** begin Extracted material **

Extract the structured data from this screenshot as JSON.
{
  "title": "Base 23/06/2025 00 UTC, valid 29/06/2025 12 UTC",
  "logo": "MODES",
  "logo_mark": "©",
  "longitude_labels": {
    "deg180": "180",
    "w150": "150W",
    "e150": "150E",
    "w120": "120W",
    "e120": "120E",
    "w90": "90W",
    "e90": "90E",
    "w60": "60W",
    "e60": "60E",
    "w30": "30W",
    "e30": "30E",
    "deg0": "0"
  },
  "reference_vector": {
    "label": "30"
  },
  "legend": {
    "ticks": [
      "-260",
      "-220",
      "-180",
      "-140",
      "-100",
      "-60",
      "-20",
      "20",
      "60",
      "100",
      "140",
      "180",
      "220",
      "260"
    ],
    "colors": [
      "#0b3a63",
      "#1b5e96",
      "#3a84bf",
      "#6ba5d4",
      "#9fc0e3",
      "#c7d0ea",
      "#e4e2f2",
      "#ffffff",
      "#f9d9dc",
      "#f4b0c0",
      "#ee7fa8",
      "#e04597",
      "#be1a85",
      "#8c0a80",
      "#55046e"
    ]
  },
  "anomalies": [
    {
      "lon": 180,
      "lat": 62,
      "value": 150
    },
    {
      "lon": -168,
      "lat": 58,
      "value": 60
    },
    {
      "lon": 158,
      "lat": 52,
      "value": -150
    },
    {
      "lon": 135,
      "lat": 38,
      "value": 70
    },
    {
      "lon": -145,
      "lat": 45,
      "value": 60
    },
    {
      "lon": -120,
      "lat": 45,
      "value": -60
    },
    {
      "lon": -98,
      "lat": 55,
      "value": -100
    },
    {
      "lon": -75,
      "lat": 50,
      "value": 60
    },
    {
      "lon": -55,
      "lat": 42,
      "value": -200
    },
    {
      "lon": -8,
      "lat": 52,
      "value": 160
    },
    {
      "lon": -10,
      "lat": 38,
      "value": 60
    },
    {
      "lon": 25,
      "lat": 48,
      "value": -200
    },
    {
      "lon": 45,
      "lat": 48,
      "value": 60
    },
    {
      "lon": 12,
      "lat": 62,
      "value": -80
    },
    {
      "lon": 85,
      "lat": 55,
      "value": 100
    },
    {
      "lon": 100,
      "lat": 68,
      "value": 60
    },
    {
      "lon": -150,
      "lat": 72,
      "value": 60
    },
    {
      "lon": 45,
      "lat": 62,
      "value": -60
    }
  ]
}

** end Extracted material **

• Task brief:
The records above should be duplicated in full, exactly as given.

• Response:
Extract the structured data from this screenshot as JSON.
{
  "title": "Base 23/06/2025 00 UTC, valid 29/06/2025 12 UTC",
  "logo": "MODES",
  "logo_mark": "©",
  "longitude_labels": {
    "deg180": "180",
    "w150": "150W",
    "e150": "150E",
    "w120": "120W",
    "e120": "120E",
    "w90": "90W",
    "e90": "90E",
    "w60": "60W",
    "e60": "60E",
    "w30": "30W",
    "e30": "30E",
    "deg0": "0"
  },
  "reference_vector": {
    "label": "30"
  },
  "legend": {
    "ticks": [
      "-260",
      "-220",
      "-180",
      "-140",
      "-100",
      "-60",
      "-20",
      "20",
      "60",
      "100",
      "140",
      "180",
      "220",
      "260"
    ],
    "colors": [
      "#0b3a63",
      "#1b5e96",
      "#3a84bf",
      "#6ba5d4",
      "#9fc0e3",
      "#c7d0ea",
      "#e4e2f2",
      "#ffffff",
      "#f9d9dc",
      "#f4b0c0",
      "#ee7fa8",
      "#e04597",
      "#be1a85",
      "#8c0a80",
      "#55046e"
    ]
  },
  "anomalies": [
    {
      "lon": 180,
      "lat": 62,
      "value": 150
    },
    {
      "lon": -168,
      "lat": 58,
      "value": 60
    },
    {
      "lon": 158,
      "lat": 52,
      "value": -150
    },
    {
      "lon": 135,
      "lat": 38,
      "value": 70
    },
    {
      "lon": -145,
      "lat": 45,
      "value": 60
    },
    {
      "lon": -120,
      "lat": 45,
      "value": -60
    },
    {
      "lon": -98,
      "lat": 55,
      "value": -100
    },
    {
      "lon": -75,
      "lat": 50,
      "value": 60
    },
    {
      "lon": -55,
      "lat": 42,
      "value": -200
    },
    {
      "lon": -8,
      "lat": 52,
      "value": 160
    },
    {
      "lon": -10,
      "lat": 38,
      "value": 60
    },
    {
      "lon": 25,
      "lat": 48,
      "value": -200
    },
    {
      "lon": 45,
      "lat": 48,
      "value": 60
    },
    {
      "lon": 12,
      "lat": 62,
      "value": -80
    },
    {
      "lon": 85,
      "lat": 55,
      "value": 100
    },
    {
      "lon": 100,
      "lat": 68,
      "value": 60
    },
    {
      "lon": -150,
      "lat": 72,
      "value": 60
    },
    {
      "lon": 45,
      "lat": 62,
      "value": -60
    }
  ]
}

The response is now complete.